Start of DATA SHOWN

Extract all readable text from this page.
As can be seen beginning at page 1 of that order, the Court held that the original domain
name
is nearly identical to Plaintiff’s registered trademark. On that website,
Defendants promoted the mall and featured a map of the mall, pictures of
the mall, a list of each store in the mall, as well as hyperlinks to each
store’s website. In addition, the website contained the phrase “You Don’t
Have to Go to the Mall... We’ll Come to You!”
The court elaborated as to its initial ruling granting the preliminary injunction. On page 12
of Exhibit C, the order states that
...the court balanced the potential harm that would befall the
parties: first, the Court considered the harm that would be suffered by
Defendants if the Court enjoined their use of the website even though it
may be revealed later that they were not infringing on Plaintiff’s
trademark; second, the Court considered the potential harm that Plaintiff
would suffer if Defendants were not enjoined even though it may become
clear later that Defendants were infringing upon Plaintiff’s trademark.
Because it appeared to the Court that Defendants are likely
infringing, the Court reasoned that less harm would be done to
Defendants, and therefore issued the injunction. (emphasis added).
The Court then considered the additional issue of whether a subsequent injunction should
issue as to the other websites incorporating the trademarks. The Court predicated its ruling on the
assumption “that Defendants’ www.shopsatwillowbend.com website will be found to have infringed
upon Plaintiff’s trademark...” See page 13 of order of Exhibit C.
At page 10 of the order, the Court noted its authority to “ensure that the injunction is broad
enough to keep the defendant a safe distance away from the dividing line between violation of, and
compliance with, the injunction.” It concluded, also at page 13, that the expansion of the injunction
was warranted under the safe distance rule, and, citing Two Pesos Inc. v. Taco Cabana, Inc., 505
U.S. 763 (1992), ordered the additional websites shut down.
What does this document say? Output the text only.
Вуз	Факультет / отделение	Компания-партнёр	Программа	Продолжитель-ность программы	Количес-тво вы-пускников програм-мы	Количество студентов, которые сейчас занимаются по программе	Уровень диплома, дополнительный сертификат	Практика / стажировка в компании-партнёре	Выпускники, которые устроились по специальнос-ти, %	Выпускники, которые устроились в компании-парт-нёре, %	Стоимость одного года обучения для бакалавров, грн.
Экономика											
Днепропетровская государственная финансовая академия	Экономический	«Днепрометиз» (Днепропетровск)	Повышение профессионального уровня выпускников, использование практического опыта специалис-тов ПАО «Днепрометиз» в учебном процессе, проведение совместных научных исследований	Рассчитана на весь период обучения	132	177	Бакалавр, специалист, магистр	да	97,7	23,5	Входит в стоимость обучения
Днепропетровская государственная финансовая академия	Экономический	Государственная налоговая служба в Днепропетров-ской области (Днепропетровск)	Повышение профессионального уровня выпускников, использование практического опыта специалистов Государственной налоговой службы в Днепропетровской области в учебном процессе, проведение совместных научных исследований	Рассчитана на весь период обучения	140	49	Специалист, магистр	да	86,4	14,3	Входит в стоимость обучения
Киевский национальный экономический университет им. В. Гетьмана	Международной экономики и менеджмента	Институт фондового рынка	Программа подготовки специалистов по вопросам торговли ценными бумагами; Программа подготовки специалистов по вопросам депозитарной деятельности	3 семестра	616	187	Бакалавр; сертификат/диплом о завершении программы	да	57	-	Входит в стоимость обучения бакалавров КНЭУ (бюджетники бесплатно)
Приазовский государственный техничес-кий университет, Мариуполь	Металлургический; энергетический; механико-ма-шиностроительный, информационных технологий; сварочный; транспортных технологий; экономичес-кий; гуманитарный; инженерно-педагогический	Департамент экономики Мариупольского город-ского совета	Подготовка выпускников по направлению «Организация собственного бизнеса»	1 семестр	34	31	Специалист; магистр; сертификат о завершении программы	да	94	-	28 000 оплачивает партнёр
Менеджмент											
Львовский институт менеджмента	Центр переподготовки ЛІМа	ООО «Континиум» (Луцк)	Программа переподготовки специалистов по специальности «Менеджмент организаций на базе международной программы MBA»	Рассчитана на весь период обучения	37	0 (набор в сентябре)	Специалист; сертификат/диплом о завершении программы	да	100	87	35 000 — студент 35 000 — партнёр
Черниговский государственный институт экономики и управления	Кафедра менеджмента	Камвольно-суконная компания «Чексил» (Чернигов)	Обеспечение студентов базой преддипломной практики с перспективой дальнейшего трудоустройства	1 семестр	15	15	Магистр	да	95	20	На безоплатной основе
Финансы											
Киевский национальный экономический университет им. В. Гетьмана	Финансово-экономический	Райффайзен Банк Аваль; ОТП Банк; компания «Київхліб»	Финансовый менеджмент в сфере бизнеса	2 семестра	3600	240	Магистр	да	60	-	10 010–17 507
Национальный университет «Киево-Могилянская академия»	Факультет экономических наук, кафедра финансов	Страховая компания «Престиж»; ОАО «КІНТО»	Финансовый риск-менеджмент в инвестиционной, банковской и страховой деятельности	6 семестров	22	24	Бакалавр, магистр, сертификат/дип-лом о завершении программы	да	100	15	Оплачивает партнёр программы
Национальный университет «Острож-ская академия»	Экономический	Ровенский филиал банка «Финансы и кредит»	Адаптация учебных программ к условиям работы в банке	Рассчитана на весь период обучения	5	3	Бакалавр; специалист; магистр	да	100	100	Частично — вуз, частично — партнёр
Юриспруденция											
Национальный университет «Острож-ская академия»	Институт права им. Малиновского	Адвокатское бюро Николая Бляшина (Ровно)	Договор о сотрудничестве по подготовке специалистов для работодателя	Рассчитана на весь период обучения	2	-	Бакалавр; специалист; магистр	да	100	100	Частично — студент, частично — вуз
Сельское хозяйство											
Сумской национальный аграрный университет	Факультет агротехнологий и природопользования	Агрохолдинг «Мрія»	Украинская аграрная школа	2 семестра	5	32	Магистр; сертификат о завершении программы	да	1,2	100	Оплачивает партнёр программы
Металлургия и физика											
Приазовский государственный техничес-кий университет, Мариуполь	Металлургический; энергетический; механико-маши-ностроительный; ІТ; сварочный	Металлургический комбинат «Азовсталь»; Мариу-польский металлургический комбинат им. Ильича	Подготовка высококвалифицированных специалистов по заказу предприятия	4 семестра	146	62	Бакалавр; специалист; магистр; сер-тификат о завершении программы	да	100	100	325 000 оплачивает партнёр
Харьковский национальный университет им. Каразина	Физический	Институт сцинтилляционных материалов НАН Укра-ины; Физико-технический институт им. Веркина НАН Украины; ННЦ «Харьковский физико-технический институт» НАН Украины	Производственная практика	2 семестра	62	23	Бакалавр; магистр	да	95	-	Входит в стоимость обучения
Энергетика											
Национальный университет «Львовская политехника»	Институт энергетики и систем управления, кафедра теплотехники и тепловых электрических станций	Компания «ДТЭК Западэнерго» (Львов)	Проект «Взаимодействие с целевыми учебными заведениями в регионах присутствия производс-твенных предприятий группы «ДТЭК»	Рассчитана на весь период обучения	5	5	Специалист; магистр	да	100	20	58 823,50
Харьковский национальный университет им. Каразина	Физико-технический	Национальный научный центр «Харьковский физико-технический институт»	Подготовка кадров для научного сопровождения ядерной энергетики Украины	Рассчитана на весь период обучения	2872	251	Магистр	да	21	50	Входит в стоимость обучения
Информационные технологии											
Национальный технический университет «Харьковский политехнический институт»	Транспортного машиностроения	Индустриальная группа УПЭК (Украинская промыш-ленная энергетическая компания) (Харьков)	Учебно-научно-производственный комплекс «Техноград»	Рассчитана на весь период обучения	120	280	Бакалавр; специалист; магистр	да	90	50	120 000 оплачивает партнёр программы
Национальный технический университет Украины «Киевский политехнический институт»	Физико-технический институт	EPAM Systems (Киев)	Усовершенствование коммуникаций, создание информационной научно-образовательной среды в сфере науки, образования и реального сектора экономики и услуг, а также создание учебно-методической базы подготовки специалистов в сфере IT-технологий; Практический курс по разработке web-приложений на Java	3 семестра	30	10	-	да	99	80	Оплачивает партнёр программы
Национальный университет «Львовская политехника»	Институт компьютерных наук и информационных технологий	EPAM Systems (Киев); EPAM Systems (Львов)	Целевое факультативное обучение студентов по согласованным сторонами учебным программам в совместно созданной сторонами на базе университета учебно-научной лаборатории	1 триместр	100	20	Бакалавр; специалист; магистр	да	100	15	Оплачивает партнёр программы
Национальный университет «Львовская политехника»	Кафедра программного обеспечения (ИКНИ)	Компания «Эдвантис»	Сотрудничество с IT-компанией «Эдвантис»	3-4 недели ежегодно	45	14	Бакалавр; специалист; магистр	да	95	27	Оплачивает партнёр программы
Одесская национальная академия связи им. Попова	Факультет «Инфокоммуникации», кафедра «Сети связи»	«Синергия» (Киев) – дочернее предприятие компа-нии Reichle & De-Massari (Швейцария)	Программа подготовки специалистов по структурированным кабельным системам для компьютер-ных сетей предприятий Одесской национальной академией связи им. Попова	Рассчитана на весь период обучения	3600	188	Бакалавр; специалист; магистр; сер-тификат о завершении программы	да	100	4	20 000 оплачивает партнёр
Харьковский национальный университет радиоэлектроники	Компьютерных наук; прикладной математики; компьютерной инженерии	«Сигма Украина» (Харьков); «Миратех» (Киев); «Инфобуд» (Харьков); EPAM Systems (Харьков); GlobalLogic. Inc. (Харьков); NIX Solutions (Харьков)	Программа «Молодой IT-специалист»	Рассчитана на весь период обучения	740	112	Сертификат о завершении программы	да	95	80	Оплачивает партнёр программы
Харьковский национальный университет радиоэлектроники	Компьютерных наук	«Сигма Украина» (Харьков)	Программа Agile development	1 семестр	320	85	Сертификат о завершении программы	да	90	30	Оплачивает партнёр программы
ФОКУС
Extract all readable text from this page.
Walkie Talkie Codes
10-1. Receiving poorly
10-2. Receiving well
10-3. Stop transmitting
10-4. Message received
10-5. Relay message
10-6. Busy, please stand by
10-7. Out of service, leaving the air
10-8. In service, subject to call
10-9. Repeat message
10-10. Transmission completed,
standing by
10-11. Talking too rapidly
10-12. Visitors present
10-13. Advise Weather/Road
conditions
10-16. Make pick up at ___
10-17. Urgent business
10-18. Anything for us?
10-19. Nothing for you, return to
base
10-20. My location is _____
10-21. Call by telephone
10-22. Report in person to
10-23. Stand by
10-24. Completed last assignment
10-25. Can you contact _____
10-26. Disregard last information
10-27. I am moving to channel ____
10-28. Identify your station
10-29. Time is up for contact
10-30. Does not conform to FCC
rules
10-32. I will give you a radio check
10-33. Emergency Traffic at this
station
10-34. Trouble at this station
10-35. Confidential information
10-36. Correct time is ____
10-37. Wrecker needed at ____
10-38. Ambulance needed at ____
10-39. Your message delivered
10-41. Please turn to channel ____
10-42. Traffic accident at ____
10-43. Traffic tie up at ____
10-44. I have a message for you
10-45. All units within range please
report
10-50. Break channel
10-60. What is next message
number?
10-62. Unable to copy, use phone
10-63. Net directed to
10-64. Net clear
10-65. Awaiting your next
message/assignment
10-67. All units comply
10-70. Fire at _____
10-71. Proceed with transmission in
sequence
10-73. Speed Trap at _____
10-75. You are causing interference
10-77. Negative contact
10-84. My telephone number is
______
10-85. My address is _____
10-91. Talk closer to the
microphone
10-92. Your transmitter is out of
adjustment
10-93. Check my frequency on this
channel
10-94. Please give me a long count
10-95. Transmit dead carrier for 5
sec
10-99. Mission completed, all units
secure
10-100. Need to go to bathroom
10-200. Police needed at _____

End of DATA SHOWN

**TASK GOAL:** Show all lines from the records above where the word "процессе" occurs.

**EXERCISE RESPONSE:**
Днепропетровская государственная финансовая академия	Экономический	«Днепрометиз» (Днепропетровск)	Повышение профессионального уровня выпускников, использование практического опыта специалис-тов ПАО «Днепрометиз» в учебном процессе, проведение совместных научных исследований	Рассчитана на весь период обучения	132	177	Бакалавр, специалист, магистр	да	97,7	23,5	Входит в стоимость обучения
Днепропетровская государственная финансовая академия	Экономический	Государственная налоговая служба в Днепропетров-ской области (Днепропетровск)	Повышение профессионального уровня выпускников, использование практического опыта специалистов Государственной налоговой службы в Днепропетровской области в учебном процессе, проведение совместных научных исследований	Рассчитана на весь период обучения	140	49	Специалист, магистр	да	86,4	14,3	Входит в стоимость обучения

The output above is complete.